Raw records
——————————

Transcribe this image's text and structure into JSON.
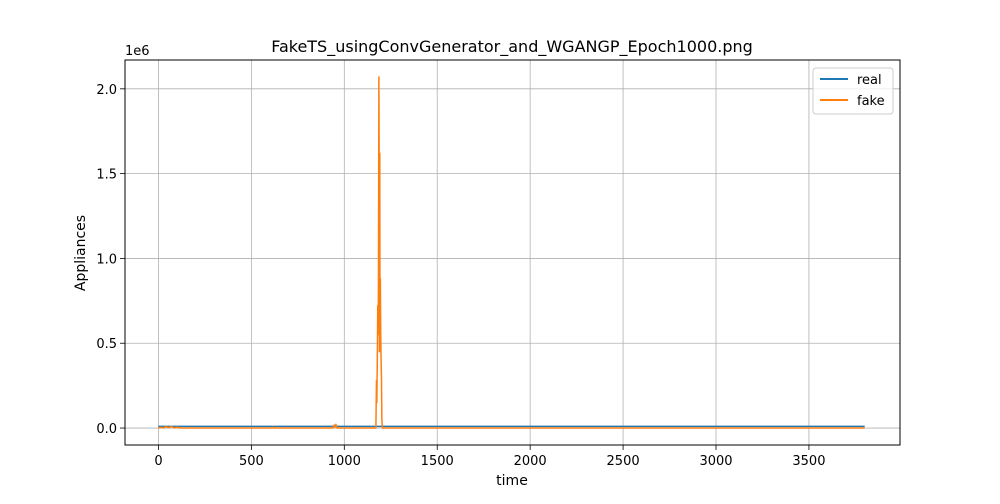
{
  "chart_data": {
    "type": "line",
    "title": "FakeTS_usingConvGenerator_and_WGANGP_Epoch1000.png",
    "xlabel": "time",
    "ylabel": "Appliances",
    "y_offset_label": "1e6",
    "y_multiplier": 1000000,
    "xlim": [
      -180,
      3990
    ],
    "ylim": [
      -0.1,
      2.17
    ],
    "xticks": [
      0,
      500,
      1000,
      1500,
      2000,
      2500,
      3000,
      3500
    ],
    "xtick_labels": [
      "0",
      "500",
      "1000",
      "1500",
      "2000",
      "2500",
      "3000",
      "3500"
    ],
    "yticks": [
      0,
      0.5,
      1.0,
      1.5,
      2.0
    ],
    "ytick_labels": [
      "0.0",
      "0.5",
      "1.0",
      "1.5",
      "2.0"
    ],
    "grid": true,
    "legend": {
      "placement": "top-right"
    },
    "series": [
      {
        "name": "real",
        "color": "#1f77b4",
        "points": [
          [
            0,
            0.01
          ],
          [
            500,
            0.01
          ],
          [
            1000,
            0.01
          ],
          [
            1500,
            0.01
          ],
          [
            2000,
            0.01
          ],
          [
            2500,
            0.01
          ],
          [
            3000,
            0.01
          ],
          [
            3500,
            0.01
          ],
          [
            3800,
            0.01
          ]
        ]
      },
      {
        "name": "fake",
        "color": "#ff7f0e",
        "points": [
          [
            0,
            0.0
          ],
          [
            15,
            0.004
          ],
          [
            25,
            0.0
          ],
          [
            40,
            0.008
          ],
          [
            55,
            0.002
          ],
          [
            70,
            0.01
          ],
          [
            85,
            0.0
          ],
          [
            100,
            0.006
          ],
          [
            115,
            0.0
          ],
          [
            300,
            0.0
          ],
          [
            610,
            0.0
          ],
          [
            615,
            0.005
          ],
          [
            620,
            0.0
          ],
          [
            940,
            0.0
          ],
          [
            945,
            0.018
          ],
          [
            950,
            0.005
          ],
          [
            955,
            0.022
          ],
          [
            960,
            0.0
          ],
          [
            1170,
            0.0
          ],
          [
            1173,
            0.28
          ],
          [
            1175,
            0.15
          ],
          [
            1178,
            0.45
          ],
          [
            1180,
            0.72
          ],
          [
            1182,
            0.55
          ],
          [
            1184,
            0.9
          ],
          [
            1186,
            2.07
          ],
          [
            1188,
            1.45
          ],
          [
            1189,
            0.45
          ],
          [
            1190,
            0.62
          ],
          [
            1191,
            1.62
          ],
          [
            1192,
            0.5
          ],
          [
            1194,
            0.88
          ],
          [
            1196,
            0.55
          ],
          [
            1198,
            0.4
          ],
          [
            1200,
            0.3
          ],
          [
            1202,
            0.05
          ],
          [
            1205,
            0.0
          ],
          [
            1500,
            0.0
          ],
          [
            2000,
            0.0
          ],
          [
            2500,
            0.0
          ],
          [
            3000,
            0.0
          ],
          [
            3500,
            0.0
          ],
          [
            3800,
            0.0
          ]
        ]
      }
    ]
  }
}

——————————

> [What is being asked]: Print out every entry above without changing a word, and leave out the pictures.

> [Response to this task]:
Transcribe this image's text and structure into JSON.
{
  "chart_data": {
    "type": "line",
    "title": "FakeTS_usingConvGenerator_and_WGANGP_Epoch1000.png",
    "xlabel": "time",
    "ylabel": "Appliances",
    "y_offset_label": "1e6",
    "y_multiplier": 1000000,
    "xlim": [
      -180,
      3990
    ],
    "ylim": [
      -0.1,
      2.17
    ],
    "xticks": [
      0,
      500,
      1000,
      1500,
      2000,
      2500,
      3000,
      3500
    ],
    "xtick_labels": [
      "0",
      "500",
      "1000",
      "1500",
      "2000",
      "2500",
      "3000",
      "3500"
    ],
    "yticks": [
      0,
      0.5,
      1.0,
      1.5,
      2.0
    ],
    "ytick_labels": [
      "0.0",
      "0.5",
      "1.0",
      "1.5",
      "2.0"
    ],
    "grid": true,
    "legend": {
      "placement": "top-right"
    },
    "series": [
      {
        "name": "real",
        "color": "#1f77b4",
        "points": [
          [
            0,
            0.01
          ],
          [
            500,
            0.01
          ],
          [
            1000,
            0.01
          ],
          [
            1500,
            0.01
          ],
          [
            2000,
            0.01
          ],
          [
            2500,
            0.01
          ],
          [
            3000,
            0.01
          ],
          [
            3500,
            0.01
          ],
          [
            3800,
            0.01
          ]
        ]
      },
      {
        "name": "fake",
        "color": "#ff7f0e",
        "points": [
          [
            0,
            0.0
          ],
          [
            15,
            0.004
          ],
          [
            25,
            0.0
          ],
          [
            40,
            0.008
          ],
          [
            55,
            0.002
          ],
          [
            70,
            0.01
          ],
          [
            85,
            0.0
          ],
          [
            100,
            0.006
          ],
          [
            115,
            0.0
          ],
          [
            300,
            0.0
          ],
          [
            610,
            0.0
          ],
          [
            615,
            0.005
          ],
          [
            620,
            0.0
          ],
          [
            940,
            0.0
          ],
          [
            945,
            0.018
          ],
          [
            950,
            0.005
          ],
          [
            955,
            0.022
          ],
          [
            960,
            0.0
          ],
          [
            1170,
            0.0
          ],
          [
            1173,
            0.28
          ],
          [
            1175,
            0.15
          ],
          [
            1178,
            0.45
          ],
          [
            1180,
            0.72
          ],
          [
            1182,
            0.55
          ],
          [
            1184,
            0.9
          ],
          [
            1186,
            2.07
          ],
          [
            1188,
            1.45
          ],
          [
            1189,
            0.45
          ],
          [
            1190,
            0.62
          ],
          [
            1191,
            1.62
          ],
          [
            1192,
            0.5
          ],
          [
            1194,
            0.88
          ],
          [
            1196,
            0.55
          ],
          [
            1198,
            0.4
          ],
          [
            1200,
            0.3
          ],
          [
            1202,
            0.05
          ],
          [
            1205,
            0.0
          ],
          [
            1500,
            0.0
          ],
          [
            2000,
            0.0
          ],
          [
            2500,
            0.0
          ],
          [
            3000,
            0.0
          ],
          [
            3500,
            0.0
          ],
          [
            3800,
            0.0
          ]
        ]
      }
    ]
  }
}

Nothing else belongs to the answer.